Arrange the lines of the records below as a numbered list, starting at the line that contains "Give bounding boxes" and ending at the line that contains "quarterly-toggle-button[interactable]: 분기 [929,22,978,41]", skipping any blank lines. Leave the pictures out.

* Provided information

■ ■ ■ ■ ■ ■ ■

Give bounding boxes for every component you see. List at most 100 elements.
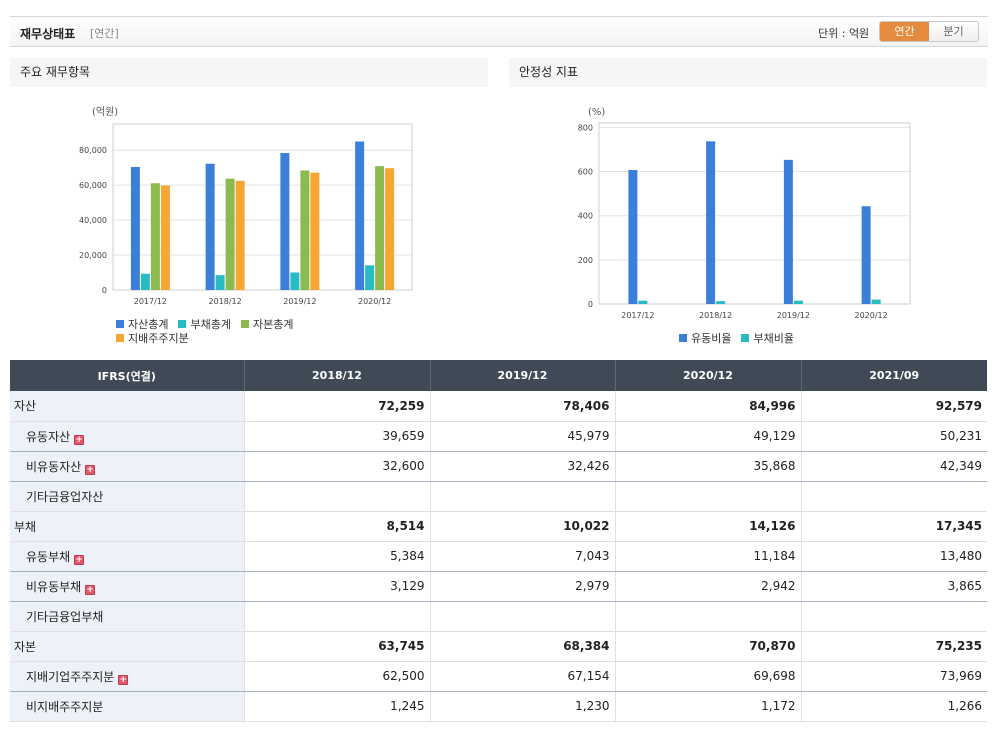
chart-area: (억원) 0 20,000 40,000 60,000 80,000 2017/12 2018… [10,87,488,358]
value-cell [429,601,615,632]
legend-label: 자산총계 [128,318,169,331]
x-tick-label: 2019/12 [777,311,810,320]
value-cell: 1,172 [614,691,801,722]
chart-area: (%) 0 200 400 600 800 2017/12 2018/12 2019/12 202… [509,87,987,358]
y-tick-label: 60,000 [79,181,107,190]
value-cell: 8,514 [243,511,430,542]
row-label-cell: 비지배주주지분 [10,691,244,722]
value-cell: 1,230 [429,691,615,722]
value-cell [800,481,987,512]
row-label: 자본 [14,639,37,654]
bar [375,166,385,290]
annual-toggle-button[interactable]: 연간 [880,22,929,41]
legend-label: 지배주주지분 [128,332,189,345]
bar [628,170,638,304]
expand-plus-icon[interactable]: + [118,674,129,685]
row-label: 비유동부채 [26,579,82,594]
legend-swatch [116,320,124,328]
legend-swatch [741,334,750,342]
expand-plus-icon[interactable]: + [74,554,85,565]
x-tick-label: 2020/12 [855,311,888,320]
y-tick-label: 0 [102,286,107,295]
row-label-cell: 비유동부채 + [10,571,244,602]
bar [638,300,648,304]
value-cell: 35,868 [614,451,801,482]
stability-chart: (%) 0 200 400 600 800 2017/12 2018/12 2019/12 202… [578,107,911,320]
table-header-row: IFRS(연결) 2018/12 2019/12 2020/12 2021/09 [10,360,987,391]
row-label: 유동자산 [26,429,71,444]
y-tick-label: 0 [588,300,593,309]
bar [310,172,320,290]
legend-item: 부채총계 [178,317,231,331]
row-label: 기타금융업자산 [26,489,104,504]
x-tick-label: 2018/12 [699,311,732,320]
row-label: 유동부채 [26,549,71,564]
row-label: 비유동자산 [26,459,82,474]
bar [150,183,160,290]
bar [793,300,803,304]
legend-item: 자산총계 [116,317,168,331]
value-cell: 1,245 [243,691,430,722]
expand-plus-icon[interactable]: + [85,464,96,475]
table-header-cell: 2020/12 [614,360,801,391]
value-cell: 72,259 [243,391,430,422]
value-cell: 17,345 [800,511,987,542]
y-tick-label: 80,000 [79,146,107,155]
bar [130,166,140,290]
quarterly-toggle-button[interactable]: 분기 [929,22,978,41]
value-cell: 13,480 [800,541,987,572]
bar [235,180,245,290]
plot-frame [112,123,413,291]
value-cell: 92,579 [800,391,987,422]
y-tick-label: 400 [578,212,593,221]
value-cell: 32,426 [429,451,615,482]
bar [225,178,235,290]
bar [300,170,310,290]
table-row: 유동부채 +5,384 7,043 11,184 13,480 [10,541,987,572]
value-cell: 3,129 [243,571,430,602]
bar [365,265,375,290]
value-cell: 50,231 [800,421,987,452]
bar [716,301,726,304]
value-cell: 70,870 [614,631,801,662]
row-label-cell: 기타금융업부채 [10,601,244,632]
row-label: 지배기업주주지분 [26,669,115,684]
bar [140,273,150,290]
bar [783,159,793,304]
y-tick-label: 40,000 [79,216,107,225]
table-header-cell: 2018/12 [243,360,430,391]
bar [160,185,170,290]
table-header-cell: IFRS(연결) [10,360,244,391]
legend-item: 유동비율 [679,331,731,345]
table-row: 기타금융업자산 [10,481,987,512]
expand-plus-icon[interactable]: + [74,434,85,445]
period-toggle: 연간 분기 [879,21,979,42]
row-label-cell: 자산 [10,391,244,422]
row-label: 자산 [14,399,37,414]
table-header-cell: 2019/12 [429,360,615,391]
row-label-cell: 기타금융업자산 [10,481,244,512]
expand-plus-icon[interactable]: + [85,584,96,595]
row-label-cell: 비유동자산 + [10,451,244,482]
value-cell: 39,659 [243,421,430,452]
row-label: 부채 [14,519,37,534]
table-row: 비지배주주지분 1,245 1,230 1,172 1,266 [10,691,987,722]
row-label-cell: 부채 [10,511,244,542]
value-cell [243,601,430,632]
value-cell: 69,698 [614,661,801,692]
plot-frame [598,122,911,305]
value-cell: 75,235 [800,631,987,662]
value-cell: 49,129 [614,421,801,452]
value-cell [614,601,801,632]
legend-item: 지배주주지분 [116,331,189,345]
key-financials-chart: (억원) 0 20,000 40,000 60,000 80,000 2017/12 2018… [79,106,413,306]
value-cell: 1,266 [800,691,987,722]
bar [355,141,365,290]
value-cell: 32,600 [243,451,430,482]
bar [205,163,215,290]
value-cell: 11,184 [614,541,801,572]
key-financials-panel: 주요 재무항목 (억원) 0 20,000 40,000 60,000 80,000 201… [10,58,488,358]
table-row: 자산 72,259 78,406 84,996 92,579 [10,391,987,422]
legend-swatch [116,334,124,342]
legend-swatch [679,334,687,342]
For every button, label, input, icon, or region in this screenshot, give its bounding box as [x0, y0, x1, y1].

■ ■ ■ ■ ■ ■ ■

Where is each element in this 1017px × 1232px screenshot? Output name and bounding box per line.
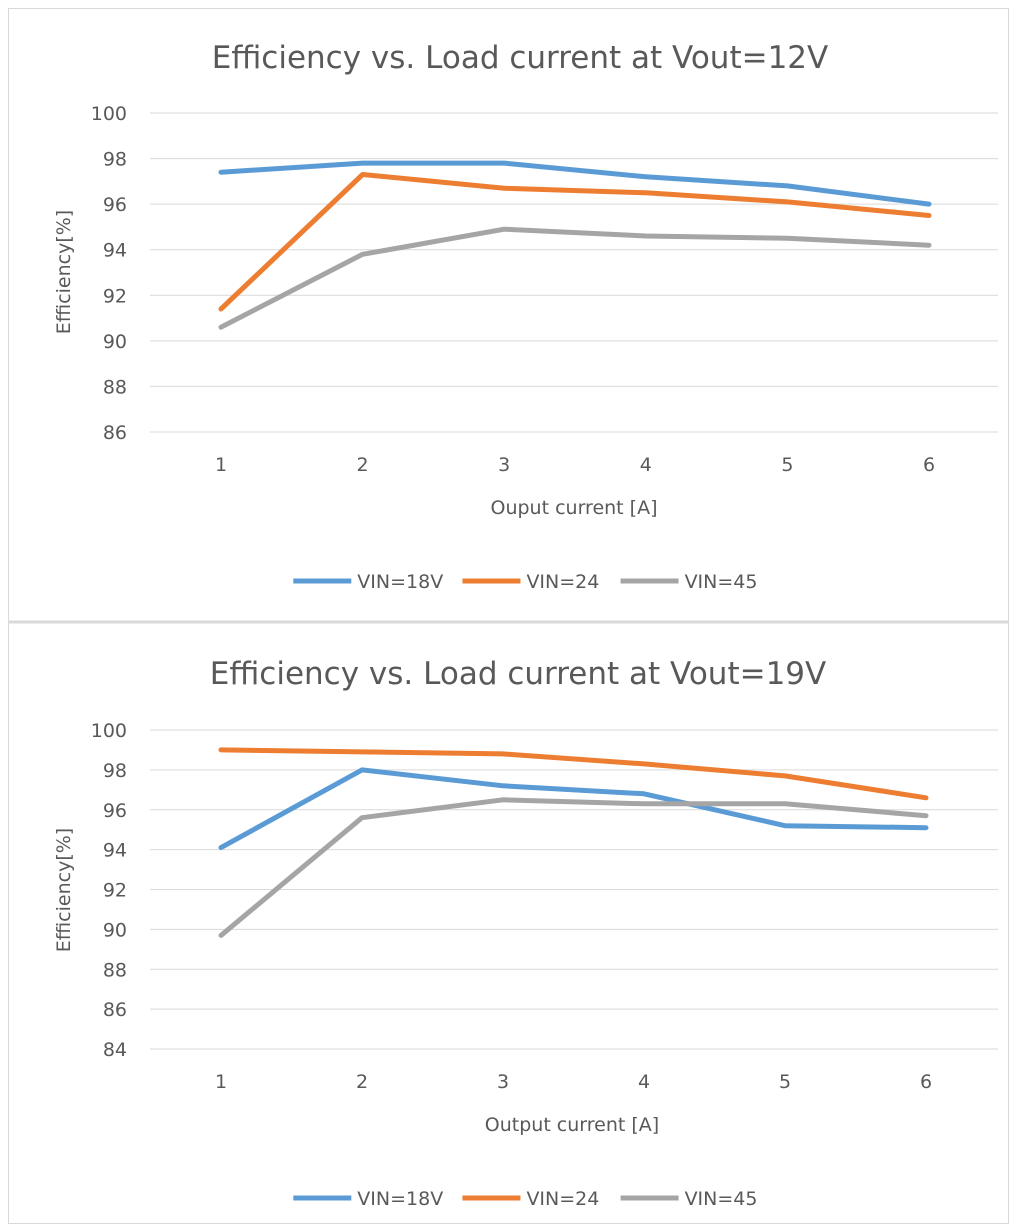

■ ■ ■ ■ ■ ■ ■

* Expected answer
1. Give bounding boxes for every component you see. List at most 100 elements.
2. chart-area: (억원) 0 20,000 40,000 60,000 80,000 2017/12 2018… [10,87,488,358]
3. value-cell [429,601,615,632]
4. legend-label: 자산총계 [128,318,169,331]
5. x-tick-label: 2019/12 [777,311,810,320]
6. value-cell: 1,172 [614,691,801,722]
7. chart-area: (%) 0 200 400 600 800 2017/12 2018/12 2019/12 202… [509,87,987,358]
8. y-tick-label: 60,000 [79,181,107,190]
9. value-cell: 8,514 [243,511,430,542]
10. row-label-cell: 비지배주주지분 [10,691,244,722]
11. value-cell: 1,230 [429,691,615,722]
12. value-cell [800,481,987,512]
13. row-label: 자본 [14,639,37,654]
14. bar [375,166,385,290]
15. annual-toggle-button[interactable]: 연간 [880,22,929,41]
16. legend-label: 지배주주지분 [128,332,189,345]
17. bar [628,170,638,304]
18. expand-plus-icon[interactable]: + [118,674,129,685]
19. row-label: 비유동부채 [26,579,82,594]
20. legend-swatch [116,320,124,328]
21. legend-swatch [741,334,750,342]
22. expand-plus-icon[interactable]: + [74,554,85,565]
23. x-tick-label: 2020/12 [855,311,888,320]
24. y-tick-label: 0 [102,286,107,295]
25. row-label-cell: 비유동부채 + [10,571,244,602]
26. bar [638,300,648,304]
27. value-cell: 35,868 [614,451,801,482]
28. stability-chart: (%) 0 200 400 600 800 2017/12 2018/12 2019/12 202… [578,107,911,320]
29. table-header-row: IFRS(연결) 2018/12 2019/12 2020/12 2021/09 [10,360,987,391]
30. row-label: 유동자산 [26,429,71,444]
31. y-tick-label: 0 [588,300,593,309]
32. bar [310,172,320,290]
33. legend-item: 부채총계 [178,317,231,331]
34. row-label: 기타금융업자산 [26,489,104,504]
35. x-tick-label: 2018/12 [699,311,732,320]
36. row-label: 유동부채 [26,549,71,564]
37. row-label: 비유동자산 [26,459,82,474]
38. bar [150,183,160,290]
39. bar [793,300,803,304]
40. legend-item: 자산총계 [116,317,168,331]
41. value-cell: 1,245 [243,691,430,722]
42. expand-plus-icon[interactable]: + [85,464,96,475]
43. table-header-cell: 2020/12 [614,360,801,391]
44. value-cell: 72,259 [243,391,430,422]
45. value-cell: 17,345 [800,511,987,542]
46. y-tick-label: 80,000 [79,146,107,155]
47. bar [130,166,140,290]
48. quarterly-toggle-button[interactable]: 분기 [929,22,978,41]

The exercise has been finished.